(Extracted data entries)
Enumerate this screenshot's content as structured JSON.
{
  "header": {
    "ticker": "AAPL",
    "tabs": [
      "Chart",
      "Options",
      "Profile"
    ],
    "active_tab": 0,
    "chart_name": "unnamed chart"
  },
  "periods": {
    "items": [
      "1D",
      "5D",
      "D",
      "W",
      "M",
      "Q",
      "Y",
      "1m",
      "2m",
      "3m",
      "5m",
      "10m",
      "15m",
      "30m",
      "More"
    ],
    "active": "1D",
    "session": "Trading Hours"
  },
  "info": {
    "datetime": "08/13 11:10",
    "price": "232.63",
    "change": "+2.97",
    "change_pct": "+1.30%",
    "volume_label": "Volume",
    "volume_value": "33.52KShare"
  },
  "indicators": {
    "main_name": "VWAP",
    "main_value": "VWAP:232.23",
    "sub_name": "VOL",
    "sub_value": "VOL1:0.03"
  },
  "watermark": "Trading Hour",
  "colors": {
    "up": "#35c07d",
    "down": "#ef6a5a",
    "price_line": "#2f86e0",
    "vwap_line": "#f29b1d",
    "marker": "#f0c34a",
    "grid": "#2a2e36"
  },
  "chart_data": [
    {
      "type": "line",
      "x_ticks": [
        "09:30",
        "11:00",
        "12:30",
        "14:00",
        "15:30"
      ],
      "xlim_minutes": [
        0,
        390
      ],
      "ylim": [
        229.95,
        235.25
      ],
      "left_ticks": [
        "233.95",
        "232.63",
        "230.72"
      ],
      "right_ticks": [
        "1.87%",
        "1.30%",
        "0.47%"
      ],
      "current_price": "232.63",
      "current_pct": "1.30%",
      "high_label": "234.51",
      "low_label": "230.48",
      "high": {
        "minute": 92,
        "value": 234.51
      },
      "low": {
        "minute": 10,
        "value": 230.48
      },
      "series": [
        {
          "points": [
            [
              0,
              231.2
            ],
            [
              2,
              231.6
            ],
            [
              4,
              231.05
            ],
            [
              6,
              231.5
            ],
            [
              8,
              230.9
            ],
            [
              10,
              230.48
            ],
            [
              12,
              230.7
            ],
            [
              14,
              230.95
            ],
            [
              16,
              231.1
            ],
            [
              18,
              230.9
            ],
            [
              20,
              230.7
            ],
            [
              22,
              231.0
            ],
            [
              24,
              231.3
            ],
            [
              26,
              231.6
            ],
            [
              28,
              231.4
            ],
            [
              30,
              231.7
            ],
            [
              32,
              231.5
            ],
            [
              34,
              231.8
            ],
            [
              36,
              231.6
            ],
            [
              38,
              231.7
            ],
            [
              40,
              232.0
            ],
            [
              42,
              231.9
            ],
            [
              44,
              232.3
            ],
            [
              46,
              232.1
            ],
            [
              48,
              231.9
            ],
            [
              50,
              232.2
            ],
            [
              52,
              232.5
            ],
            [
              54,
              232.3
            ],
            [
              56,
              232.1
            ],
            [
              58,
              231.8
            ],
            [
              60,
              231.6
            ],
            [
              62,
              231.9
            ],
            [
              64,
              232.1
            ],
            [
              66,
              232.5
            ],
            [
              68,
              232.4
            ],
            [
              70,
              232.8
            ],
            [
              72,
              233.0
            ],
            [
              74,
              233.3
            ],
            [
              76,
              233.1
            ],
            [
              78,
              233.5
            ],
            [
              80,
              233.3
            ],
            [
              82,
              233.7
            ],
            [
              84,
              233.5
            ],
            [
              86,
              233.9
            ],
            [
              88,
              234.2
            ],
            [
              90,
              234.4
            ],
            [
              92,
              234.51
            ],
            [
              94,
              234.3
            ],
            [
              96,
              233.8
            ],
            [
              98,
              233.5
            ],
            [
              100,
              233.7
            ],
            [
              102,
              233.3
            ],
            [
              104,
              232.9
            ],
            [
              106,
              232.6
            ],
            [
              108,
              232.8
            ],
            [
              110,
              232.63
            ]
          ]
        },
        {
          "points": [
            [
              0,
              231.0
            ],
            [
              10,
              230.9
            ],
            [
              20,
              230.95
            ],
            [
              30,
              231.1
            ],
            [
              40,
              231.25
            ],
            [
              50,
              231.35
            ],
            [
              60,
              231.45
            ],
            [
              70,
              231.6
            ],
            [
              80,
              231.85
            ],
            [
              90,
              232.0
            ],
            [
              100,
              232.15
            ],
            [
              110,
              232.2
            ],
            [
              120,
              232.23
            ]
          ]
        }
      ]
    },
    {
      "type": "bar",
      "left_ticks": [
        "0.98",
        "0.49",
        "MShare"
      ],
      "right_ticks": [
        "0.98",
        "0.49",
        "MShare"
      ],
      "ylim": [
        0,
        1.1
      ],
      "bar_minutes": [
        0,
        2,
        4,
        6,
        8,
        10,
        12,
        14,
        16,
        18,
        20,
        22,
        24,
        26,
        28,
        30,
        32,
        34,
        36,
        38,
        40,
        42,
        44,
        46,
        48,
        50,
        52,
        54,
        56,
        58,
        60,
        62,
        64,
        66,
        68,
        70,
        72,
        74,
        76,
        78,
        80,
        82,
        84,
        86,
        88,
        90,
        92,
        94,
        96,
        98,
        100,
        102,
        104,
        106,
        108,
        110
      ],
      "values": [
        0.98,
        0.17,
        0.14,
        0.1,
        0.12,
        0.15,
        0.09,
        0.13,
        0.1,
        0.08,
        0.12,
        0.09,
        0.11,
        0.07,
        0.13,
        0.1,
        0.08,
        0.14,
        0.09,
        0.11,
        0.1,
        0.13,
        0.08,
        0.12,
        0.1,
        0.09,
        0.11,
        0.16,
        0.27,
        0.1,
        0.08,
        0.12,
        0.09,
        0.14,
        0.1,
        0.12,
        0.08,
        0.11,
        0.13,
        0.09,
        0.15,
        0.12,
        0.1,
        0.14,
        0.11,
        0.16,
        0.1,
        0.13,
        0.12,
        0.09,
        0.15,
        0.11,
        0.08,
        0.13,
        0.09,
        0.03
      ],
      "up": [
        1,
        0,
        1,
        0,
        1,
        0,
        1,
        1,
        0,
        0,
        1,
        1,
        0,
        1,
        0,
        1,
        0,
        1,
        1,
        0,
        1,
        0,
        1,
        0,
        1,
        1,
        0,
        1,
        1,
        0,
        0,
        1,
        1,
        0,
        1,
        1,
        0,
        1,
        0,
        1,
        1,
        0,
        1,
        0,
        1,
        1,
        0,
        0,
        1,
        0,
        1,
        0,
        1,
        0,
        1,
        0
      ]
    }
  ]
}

- INSTRUCTION -
Restate all of the entries above precisely.

- EXERCISE SOLUTION -
Enumerate this screenshot's content as structured JSON.
{
  "header": {
    "ticker": "AAPL",
    "tabs": [
      "Chart",
      "Options",
      "Profile"
    ],
    "active_tab": 0,
    "chart_name": "unnamed chart"
  },
  "periods": {
    "items": [
      "1D",
      "5D",
      "D",
      "W",
      "M",
      "Q",
      "Y",
      "1m",
      "2m",
      "3m",
      "5m",
      "10m",
      "15m",
      "30m",
      "More"
    ],
    "active": "1D",
    "session": "Trading Hours"
  },
  "info": {
    "datetime": "08/13 11:10",
    "price": "232.63",
    "change": "+2.97",
    "change_pct": "+1.30%",
    "volume_label": "Volume",
    "volume_value": "33.52KShare"
  },
  "indicators": {
    "main_name": "VWAP",
    "main_value": "VWAP:232.23",
    "sub_name": "VOL",
    "sub_value": "VOL1:0.03"
  },
  "watermark": "Trading Hour",
  "colors": {
    "up": "#35c07d",
    "down": "#ef6a5a",
    "price_line": "#2f86e0",
    "vwap_line": "#f29b1d",
    "marker": "#f0c34a",
    "grid": "#2a2e36"
  },
  "chart_data": [
    {
      "type": "line",
      "x_ticks": [
        "09:30",
        "11:00",
        "12:30",
        "14:00",
        "15:30"
      ],
      "xlim_minutes": [
        0,
        390
      ],
      "ylim": [
        229.95,
        235.25
      ],
      "left_ticks": [
        "233.95",
        "232.63",
        "230.72"
      ],
      "right_ticks": [
        "1.87%",
        "1.30%",
        "0.47%"
      ],
      "current_price": "232.63",
      "current_pct": "1.30%",
      "high_label": "234.51",
      "low_label": "230.48",
      "high": {
        "minute": 92,
        "value": 234.51
      },
      "low": {
        "minute": 10,
        "value": 230.48
      },
      "series": [
        {
          "points": [
            [
              0,
              231.2
            ],
            [
              2,
              231.6
            ],
            [
              4,
              231.05
            ],
            [
              6,
              231.5
            ],
            [
              8,
              230.9
            ],
            [
              10,
              230.48
            ],
            [
              12,
              230.7
            ],
            [
              14,
              230.95
            ],
            [
              16,
              231.1
            ],
            [
              18,
              230.9
            ],
            [
              20,
              230.7
            ],
            [
              22,
              231.0
            ],
            [
              24,
              231.3
            ],
            [
              26,
              231.6
            ],
            [
              28,
              231.4
            ],
            [
              30,
              231.7
            ],
            [
              32,
              231.5
            ],
            [
              34,
              231.8
            ],
            [
              36,
              231.6
            ],
            [
              38,
              231.7
            ],
            [
              40,
              232.0
            ],
            [
              42,
              231.9
            ],
            [
              44,
              232.3
            ],
            [
              46,
              232.1
            ],
            [
              48,
              231.9
            ],
            [
              50,
              232.2
            ],
            [
              52,
              232.5
            ],
            [
              54,
              232.3
            ],
            [
              56,
              232.1
            ],
            [
              58,
              231.8
            ],
            [
              60,
              231.6
            ],
            [
              62,
              231.9
            ],
            [
              64,
              232.1
            ],
            [
              66,
              232.5
            ],
            [
              68,
              232.4
            ],
            [
              70,
              232.8
            ],
            [
              72,
              233.0
            ],
            [
              74,
              233.3
            ],
            [
              76,
              233.1
            ],
            [
              78,
              233.5
            ],
            [
              80,
              233.3
            ],
            [
              82,
              233.7
            ],
            [
              84,
              233.5
            ],
            [
              86,
              233.9
            ],
            [
              88,
              234.2
            ],
            [
              90,
              234.4
            ],
            [
              92,
              234.51
            ],
            [
              94,
              234.3
            ],
            [
              96,
              233.8
            ],
            [
              98,
              233.5
            ],
            [
              100,
              233.7
            ],
            [
              102,
              233.3
            ],
            [
              104,
              232.9
            ],
            [
              106,
              232.6
            ],
            [
              108,
              232.8
            ],
            [
              110,
              232.63
            ]
          ]
        },
        {
          "points": [
            [
              0,
              231.0
            ],
            [
              10,
              230.9
            ],
            [
              20,
              230.95
            ],
            [
              30,
              231.1
            ],
            [
              40,
              231.25
            ],
            [
              50,
              231.35
            ],
            [
              60,
              231.45
            ],
            [
              70,
              231.6
            ],
            [
              80,
              231.85
            ],
            [
              90,
              232.0
            ],
            [
              100,
              232.15
            ],
            [
              110,
              232.2
            ],
            [
              120,
              232.23
            ]
          ]
        }
      ]
    },
    {
      "type": "bar",
      "left_ticks": [
        "0.98",
        "0.49",
        "MShare"
      ],
      "right_ticks": [
        "0.98",
        "0.49",
        "MShare"
      ],
      "ylim": [
        0,
        1.1
      ],
      "bar_minutes": [
        0,
        2,
        4,
        6,
        8,
        10,
        12,
        14,
        16,
        18,
        20,
        22,
        24,
        26,
        28,
        30,
        32,
        34,
        36,
        38,
        40,
        42,
        44,
        46,
        48,
        50,
        52,
        54,
        56,
        58,
        60,
        62,
        64,
        66,
        68,
        70,
        72,
        74,
        76,
        78,
        80,
        82,
        84,
        86,
        88,
        90,
        92,
        94,
        96,
        98,
        100,
        102,
        104,
        106,
        108,
        110
      ],
      "values": [
        0.98,
        0.17,
        0.14,
        0.1,
        0.12,
        0.15,
        0.09,
        0.13,
        0.1,
        0.08,
        0.12,
        0.09,
        0.11,
        0.07,
        0.13,
        0.1,
        0.08,
        0.14,
        0.09,
        0.11,
        0.1,
        0.13,
        0.08,
        0.12,
        0.1,
        0.09,
        0.11,
        0.16,
        0.27,
        0.1,
        0.08,
        0.12,
        0.09,
        0.14,
        0.1,
        0.12,
        0.08,
        0.11,
        0.13,
        0.09,
        0.15,
        0.12,
        0.1,
        0.14,
        0.11,
        0.16,
        0.1,
        0.13,
        0.12,
        0.09,
        0.15,
        0.11,
        0.08,
        0.13,
        0.09,
        0.03
      ],
      "up": [
        1,
        0,
        1,
        0,
        1,
        0,
        1,
        1,
        0,
        0,
        1,
        1,
        0,
        1,
        0,
        1,
        0,
        1,
        1,
        0,
        1,
        0,
        1,
        0,
        1,
        1,
        0,
        1,
        1,
        0,
        0,
        1,
        1,
        0,
        1,
        1,
        0,
        1,
        0,
        1,
        1,
        0,
        1,
        0,
        1,
        1,
        0,
        0,
        1,
        0,
        1,
        0,
        1,
        0,
        1,
        0
      ]
    }
  ]
}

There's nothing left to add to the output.